#### Given passage

Have libraries undermined themselves?

The digital world we navigate today was built on centuries of technological innovation by librarians and archivists. The unprecedented access to online information now compels these institutions to evolve. In this discussion, librarians and a data steward from Helsinki, Vienna, and Pécs explore the challenges and opportunities of this transformation.

Since record keeping was invented, libraries and archives have been a crucial technology for human civilization. In the ancient Babylonian city of Nippur, rooms filled with clay tablets were found in a temple dating to five thousand years ago. The Royal Library of Ebla, in what is today modern Syria, is a bit younger, only 4000 years old, and the clay tablets found there were stored on shelves arranged by subject. 

The schools of Plato and of the Epicureans did possess libraries, the influence of which lasted for many centuries. But the most famous collection was that of the Peripatetic School, founded by Aristotle and systematically organized by him with the intention of facilitating scientific research.

A wealth of knowledge

For millennia, libraries served as a status symbol, allowing rich and ambitious individuals to show off their wealth and power. But they were also a means to preserve and develop knowledge, some of which was preserved by tens of generations of volunteers. The Tombuktu manuscripts, for instance, were tended to and preserved in secret by private families under the French colonial rule after the decline of the Mali empire. These books were written in Arabic and a number of African languages and provide an exceptional glimpse into the knowledge amassed in this West African city – and some of them are fully digitized now.

In the couple of thousand years since our early examples, libraries and archives have specialized for different functions: some focus on record keeping, some face more toward communities, and the public library movement has been working to make culture and learning accessible to everyone. In the seventeenth century, academic and parochial libraries started to transform, and new lending libraries appeared. 

Turning toward the public

One of the first modern public libraries in Europe was built by two Roman Catholic bishops, the Zaluski brothers, in Warsaw, Poland. Later, Katherine the not-so-great had the collection looted and brought to her in St. Petersburg, where it formed the basis of the new Imperial Public Library. Some of the collection was repatriated by the Soviet Union in the nineteen-twenties, only to be later deliberately destroyed by the Nazis.

#### Your goal
Translate this sentence from the passage on library history into Spanish: "In the seventeenth century, academic and parochial libraries started to transform, and new lending libraries appeared." None of the items is needed for this work.

#### Material
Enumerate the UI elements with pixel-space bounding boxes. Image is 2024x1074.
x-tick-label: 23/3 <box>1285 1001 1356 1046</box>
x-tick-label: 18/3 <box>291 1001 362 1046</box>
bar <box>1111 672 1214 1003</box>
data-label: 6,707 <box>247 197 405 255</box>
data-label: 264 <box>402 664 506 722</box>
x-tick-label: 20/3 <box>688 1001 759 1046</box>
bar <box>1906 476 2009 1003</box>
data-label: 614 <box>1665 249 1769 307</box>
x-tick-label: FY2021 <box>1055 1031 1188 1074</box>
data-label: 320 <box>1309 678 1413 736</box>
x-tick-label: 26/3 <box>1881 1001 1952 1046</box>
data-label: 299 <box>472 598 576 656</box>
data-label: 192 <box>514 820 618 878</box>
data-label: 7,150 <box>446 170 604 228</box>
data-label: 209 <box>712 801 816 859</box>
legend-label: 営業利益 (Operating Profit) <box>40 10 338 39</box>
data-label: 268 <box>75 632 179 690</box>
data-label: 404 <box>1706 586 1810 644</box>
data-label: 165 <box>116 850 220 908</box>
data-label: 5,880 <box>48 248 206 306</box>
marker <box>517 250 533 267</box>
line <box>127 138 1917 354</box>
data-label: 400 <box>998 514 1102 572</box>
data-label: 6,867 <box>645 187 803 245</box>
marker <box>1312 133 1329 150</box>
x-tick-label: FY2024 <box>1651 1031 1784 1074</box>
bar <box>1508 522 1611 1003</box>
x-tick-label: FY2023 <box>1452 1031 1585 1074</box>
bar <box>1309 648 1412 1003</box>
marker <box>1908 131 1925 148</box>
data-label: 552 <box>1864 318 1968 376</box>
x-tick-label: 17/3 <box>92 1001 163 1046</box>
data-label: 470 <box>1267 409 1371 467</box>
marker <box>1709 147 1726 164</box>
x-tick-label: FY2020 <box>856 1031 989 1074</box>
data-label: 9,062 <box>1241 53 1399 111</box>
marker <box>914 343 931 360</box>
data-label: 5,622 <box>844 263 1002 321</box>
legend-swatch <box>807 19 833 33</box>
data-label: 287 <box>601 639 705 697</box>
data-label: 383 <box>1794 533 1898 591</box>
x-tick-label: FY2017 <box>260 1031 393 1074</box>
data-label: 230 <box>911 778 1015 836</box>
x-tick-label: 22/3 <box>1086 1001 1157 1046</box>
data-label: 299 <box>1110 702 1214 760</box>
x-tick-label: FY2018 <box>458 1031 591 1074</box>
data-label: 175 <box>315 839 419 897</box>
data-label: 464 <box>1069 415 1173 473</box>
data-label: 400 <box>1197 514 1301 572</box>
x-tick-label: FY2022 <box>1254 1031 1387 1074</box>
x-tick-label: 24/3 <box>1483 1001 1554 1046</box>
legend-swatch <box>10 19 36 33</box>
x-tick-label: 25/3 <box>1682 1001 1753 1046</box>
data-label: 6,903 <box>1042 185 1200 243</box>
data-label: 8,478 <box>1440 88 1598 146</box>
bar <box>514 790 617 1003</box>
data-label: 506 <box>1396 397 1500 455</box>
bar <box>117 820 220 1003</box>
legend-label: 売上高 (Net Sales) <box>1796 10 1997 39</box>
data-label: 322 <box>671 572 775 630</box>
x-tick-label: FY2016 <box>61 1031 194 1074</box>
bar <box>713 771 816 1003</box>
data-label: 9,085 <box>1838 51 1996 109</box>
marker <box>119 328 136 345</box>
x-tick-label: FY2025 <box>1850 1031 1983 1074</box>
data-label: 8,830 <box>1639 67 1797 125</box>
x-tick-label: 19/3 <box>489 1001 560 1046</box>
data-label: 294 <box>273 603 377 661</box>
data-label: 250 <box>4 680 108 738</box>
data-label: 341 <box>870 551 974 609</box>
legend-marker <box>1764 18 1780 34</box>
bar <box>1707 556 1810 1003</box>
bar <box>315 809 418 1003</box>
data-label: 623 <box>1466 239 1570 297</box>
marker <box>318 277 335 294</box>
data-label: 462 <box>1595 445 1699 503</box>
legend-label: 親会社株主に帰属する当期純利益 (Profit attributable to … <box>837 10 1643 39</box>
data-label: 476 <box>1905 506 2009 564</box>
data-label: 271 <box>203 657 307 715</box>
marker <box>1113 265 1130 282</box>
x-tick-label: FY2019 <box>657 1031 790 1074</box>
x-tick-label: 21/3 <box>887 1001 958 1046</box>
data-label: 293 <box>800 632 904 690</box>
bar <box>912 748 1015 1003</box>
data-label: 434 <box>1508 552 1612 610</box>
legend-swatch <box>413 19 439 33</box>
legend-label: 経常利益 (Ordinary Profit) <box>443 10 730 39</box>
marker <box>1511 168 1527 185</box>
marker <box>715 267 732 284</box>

#### Reply to the exercise
En el siglo XVII, las bibliotecas académicas y parroquiales comenzaron a transformarse, y aparecieron nuevas bibliotecas de préstamo.